▶ **GIVEN INSTRUCTION**
Transcribe every line of the listing below without any deviation.

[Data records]
■ ■ ■

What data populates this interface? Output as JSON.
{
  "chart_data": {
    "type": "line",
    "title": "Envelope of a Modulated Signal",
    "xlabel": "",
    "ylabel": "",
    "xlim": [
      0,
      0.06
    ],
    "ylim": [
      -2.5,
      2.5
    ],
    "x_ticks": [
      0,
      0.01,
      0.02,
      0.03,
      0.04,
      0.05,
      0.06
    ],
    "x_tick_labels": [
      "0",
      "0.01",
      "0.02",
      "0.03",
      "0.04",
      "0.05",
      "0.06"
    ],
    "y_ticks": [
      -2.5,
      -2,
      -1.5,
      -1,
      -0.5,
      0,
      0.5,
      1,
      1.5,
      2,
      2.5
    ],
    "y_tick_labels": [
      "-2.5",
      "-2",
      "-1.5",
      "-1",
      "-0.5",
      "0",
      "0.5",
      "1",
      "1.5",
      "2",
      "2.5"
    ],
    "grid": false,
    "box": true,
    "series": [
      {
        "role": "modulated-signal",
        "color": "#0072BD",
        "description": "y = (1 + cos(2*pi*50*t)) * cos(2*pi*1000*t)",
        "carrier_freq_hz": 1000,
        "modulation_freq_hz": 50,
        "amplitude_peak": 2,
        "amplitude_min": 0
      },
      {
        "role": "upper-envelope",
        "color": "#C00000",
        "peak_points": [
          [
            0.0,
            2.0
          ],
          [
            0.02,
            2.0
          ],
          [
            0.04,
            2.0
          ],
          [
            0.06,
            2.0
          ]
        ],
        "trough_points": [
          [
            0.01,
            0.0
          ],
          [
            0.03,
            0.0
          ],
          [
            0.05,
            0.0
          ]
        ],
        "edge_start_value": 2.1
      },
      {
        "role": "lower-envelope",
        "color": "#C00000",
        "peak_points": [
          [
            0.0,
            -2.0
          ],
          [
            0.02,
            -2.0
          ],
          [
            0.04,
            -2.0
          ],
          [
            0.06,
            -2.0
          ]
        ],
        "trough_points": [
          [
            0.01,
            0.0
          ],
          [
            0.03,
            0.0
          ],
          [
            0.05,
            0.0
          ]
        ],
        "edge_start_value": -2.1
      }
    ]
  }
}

■ ■ ■

▶ **CORRECT RESPONSE**
What data populates this interface? Output as JSON.
{
  "chart_data": {
    "type": "line",
    "title": "Envelope of a Modulated Signal",
    "xlabel": "",
    "ylabel": "",
    "xlim": [
      0,
      0.06
    ],
    "ylim": [
      -2.5,
      2.5
    ],
    "x_ticks": [
      0,
      0.01,
      0.02,
      0.03,
      0.04,
      0.05,
      0.06
    ],
    "x_tick_labels": [
      "0",
      "0.01",
      "0.02",
      "0.03",
      "0.04",
      "0.05",
      "0.06"
    ],
    "y_ticks": [
      -2.5,
      -2,
      -1.5,
      -1,
      -0.5,
      0,
      0.5,
      1,
      1.5,
      2,
      2.5
    ],
    "y_tick_labels": [
      "-2.5",
      "-2",
      "-1.5",
      "-1",
      "-0.5",
      "0",
      "0.5",
      "1",
      "1.5",
      "2",
      "2.5"
    ],
    "grid": false,
    "box": true,
    "series": [
      {
        "role": "modulated-signal",
        "color": "#0072BD",
        "description": "y = (1 + cos(2*pi*50*t)) * cos(2*pi*1000*t)",
        "carrier_freq_hz": 1000,
        "modulation_freq_hz": 50,
        "amplitude_peak": 2,
        "amplitude_min": 0
      },
      {
        "role": "upper-envelope",
        "color": "#C00000",
        "peak_points": [
          [
            0.0,
            2.0
          ],
          [
            0.02,
            2.0
          ],
          [
            0.04,
            2.0
          ],
          [
            0.06,
            2.0
          ]
        ],
        "trough_points": [
          [
            0.01,
            0.0
          ],
          [
            0.03,
            0.0
          ],
          [
            0.05,
            0.0
          ]
        ],
        "edge_start_value": 2.1
      },
      {
        "role": "lower-envelope",
        "color": "#C00000",
        "peak_points": [
          [
            0.0,
            -2.0
          ],
          [
            0.02,
            -2.0
          ],
          [
            0.04,
            -2.0
          ],
          [
            0.06,
            -2.0
          ]
        ],
        "trough_points": [
          [
            0.01,
            0.0
          ],
          [
            0.03,
            0.0
          ],
          [
            0.05,
            0.0
          ]
        ],
        "edge_start_value": -2.1
      }
    ]
  }
}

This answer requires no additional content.